● **ROWS**
[Begin]
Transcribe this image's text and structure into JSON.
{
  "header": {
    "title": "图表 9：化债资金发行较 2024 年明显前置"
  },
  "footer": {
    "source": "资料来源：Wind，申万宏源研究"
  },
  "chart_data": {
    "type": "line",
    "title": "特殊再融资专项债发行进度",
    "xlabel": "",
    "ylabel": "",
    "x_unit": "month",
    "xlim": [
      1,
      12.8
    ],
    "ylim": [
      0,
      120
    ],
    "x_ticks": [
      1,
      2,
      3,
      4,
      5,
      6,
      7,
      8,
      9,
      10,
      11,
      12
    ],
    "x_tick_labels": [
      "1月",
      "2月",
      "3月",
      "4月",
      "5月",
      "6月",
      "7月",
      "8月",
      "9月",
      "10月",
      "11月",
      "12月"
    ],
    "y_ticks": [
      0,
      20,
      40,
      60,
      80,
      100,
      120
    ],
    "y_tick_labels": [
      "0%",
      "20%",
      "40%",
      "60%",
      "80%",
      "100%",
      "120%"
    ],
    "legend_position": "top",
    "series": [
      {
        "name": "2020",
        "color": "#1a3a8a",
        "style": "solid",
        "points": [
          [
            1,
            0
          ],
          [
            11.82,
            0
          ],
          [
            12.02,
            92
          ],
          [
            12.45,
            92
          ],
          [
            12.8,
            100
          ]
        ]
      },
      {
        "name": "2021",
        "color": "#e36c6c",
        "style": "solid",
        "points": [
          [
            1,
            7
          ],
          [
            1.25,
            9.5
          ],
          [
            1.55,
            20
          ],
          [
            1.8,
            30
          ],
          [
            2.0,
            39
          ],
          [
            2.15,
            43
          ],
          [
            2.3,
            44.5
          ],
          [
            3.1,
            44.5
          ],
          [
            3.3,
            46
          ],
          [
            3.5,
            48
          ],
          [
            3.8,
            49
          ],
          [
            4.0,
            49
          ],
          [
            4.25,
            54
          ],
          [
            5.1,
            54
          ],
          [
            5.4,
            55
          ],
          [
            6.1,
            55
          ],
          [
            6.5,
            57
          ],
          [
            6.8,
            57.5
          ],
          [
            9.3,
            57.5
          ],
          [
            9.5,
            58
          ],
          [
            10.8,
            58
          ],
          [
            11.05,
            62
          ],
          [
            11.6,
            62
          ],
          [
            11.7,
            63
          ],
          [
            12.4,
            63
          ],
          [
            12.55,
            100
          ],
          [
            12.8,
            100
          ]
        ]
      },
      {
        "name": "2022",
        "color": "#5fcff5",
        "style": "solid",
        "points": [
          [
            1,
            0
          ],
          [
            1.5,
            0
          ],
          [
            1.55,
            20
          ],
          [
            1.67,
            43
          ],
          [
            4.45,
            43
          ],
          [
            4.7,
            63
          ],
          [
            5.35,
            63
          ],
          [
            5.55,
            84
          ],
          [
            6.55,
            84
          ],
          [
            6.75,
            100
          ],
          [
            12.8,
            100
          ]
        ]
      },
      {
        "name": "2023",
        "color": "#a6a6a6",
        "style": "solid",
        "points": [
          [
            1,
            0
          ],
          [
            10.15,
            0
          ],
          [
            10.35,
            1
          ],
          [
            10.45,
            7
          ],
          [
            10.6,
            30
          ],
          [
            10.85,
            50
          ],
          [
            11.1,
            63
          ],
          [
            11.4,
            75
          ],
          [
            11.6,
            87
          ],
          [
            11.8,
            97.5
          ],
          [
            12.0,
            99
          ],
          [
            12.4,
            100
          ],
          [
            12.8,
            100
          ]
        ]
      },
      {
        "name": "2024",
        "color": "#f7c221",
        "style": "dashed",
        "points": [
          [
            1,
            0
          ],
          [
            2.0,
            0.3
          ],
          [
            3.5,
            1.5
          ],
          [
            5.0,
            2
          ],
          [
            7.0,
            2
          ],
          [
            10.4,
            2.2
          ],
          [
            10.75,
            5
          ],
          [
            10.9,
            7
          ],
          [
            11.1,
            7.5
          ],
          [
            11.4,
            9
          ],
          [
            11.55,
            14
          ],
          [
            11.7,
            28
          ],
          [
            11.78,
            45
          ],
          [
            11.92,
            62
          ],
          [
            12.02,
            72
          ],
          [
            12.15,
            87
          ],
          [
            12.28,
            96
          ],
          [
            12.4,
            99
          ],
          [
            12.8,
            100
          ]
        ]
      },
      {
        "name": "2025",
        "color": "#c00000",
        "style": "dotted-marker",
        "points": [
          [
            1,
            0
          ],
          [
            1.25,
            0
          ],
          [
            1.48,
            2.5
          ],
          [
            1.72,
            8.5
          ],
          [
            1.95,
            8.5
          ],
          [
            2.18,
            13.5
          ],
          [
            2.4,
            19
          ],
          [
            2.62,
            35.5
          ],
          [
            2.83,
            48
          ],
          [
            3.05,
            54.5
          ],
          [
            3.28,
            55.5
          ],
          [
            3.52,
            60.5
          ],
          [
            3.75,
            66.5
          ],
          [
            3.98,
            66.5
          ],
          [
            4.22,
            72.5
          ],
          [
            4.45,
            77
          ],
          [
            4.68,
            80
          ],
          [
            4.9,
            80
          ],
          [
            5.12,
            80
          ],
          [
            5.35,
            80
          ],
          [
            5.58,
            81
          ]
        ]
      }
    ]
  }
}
[End]
● **GIVEN PROBLEM**
The full set of records should be duplicated exactly.

● **SOLUTION BELOW**
Transcribe this image's text and structure into JSON.
{
  "header": {
    "title": "图表 9：化债资金发行较 2024 年明显前置"
  },
  "footer": {
    "source": "资料来源：Wind，申万宏源研究"
  },
  "chart_data": {
    "type": "line",
    "title": "特殊再融资专项债发行进度",
    "xlabel": "",
    "ylabel": "",
    "x_unit": "month",
    "xlim": [
      1,
      12.8
    ],
    "ylim": [
      0,
      120
    ],
    "x_ticks": [
      1,
      2,
      3,
      4,
      5,
      6,
      7,
      8,
      9,
      10,
      11,
      12
    ],
    "x_tick_labels": [
      "1月",
      "2月",
      "3月",
      "4月",
      "5月",
      "6月",
      "7月",
      "8月",
      "9月",
      "10月",
      "11月",
      "12月"
    ],
    "y_ticks": [
      0,
      20,
      40,
      60,
      80,
      100,
      120
    ],
    "y_tick_labels": [
      "0%",
      "20%",
      "40%",
      "60%",
      "80%",
      "100%",
      "120%"
    ],
    "legend_position": "top",
    "series": [
      {
        "name": "2020",
        "color": "#1a3a8a",
        "style": "solid",
        "points": [
          [
            1,
            0
          ],
          [
            11.82,
            0
          ],
          [
            12.02,
            92
          ],
          [
            12.45,
            92
          ],
          [
            12.8,
            100
          ]
        ]
      },
      {
        "name": "2021",
        "color": "#e36c6c",
        "style": "solid",
        "points": [
          [
            1,
            7
          ],
          [
            1.25,
            9.5
          ],
          [
            1.55,
            20
          ],
          [
            1.8,
            30
          ],
          [
            2.0,
            39
          ],
          [
            2.15,
            43
          ],
          [
            2.3,
            44.5
          ],
          [
            3.1,
            44.5
          ],
          [
            3.3,
            46
          ],
          [
            3.5,
            48
          ],
          [
            3.8,
            49
          ],
          [
            4.0,
            49
          ],
          [
            4.25,
            54
          ],
          [
            5.1,
            54
          ],
          [
            5.4,
            55
          ],
          [
            6.1,
            55
          ],
          [
            6.5,
            57
          ],
          [
            6.8,
            57.5
          ],
          [
            9.3,
            57.5
          ],
          [
            9.5,
            58
          ],
          [
            10.8,
            58
          ],
          [
            11.05,
            62
          ],
          [
            11.6,
            62
          ],
          [
            11.7,
            63
          ],
          [
            12.4,
            63
          ],
          [
            12.55,
            100
          ],
          [
            12.8,
            100
          ]
        ]
      },
      {
        "name": "2022",
        "color": "#5fcff5",
        "style": "solid",
        "points": [
          [
            1,
            0
          ],
          [
            1.5,
            0
          ],
          [
            1.55,
            20
          ],
          [
            1.67,
            43
          ],
          [
            4.45,
            43
          ],
          [
            4.7,
            63
          ],
          [
            5.35,
            63
          ],
          [
            5.55,
            84
          ],
          [
            6.55,
            84
          ],
          [
            6.75,
            100
          ],
          [
            12.8,
            100
          ]
        ]
      },
      {
        "name": "2023",
        "color": "#a6a6a6",
        "style": "solid",
        "points": [
          [
            1,
            0
          ],
          [
            10.15,
            0
          ],
          [
            10.35,
            1
          ],
          [
            10.45,
            7
          ],
          [
            10.6,
            30
          ],
          [
            10.85,
            50
          ],
          [
            11.1,
            63
          ],
          [
            11.4,
            75
          ],
          [
            11.6,
            87
          ],
          [
            11.8,
            97.5
          ],
          [
            12.0,
            99
          ],
          [
            12.4,
            100
          ],
          [
            12.8,
            100
          ]
        ]
      },
      {
        "name": "2024",
        "color": "#f7c221",
        "style": "dashed",
        "points": [
          [
            1,
            0
          ],
          [
            2.0,
            0.3
          ],
          [
            3.5,
            1.5
          ],
          [
            5.0,
            2
          ],
          [
            7.0,
            2
          ],
          [
            10.4,
            2.2
          ],
          [
            10.75,
            5
          ],
          [
            10.9,
            7
          ],
          [
            11.1,
            7.5
          ],
          [
            11.4,
            9
          ],
          [
            11.55,
            14
          ],
          [
            11.7,
            28
          ],
          [
            11.78,
            45
          ],
          [
            11.92,
            62
          ],
          [
            12.02,
            72
          ],
          [
            12.15,
            87
          ],
          [
            12.28,
            96
          ],
          [
            12.4,
            99
          ],
          [
            12.8,
            100
          ]
        ]
      },
      {
        "name": "2025",
        "color": "#c00000",
        "style": "dotted-marker",
        "points": [
          [
            1,
            0
          ],
          [
            1.25,
            0
          ],
          [
            1.48,
            2.5
          ],
          [
            1.72,
            8.5
          ],
          [
            1.95,
            8.5
          ],
          [
            2.18,
            13.5
          ],
          [
            2.4,
            19
          ],
          [
            2.62,
            35.5
          ],
          [
            2.83,
            48
          ],
          [
            3.05,
            54.5
          ],
          [
            3.28,
            55.5
          ],
          [
            3.52,
            60.5
          ],
          [
            3.75,
            66.5
          ],
          [
            3.98,
            66.5
          ],
          [
            4.22,
            72.5
          ],
          [
            4.45,
            77
          ],
          [
            4.68,
            80
          ],
          [
            4.9,
            80
          ],
          [
            5.12,
            80
          ],
          [
            5.35,
            80
          ],
          [
            5.58,
            81
          ]
        ]
      }
    ]
  }
}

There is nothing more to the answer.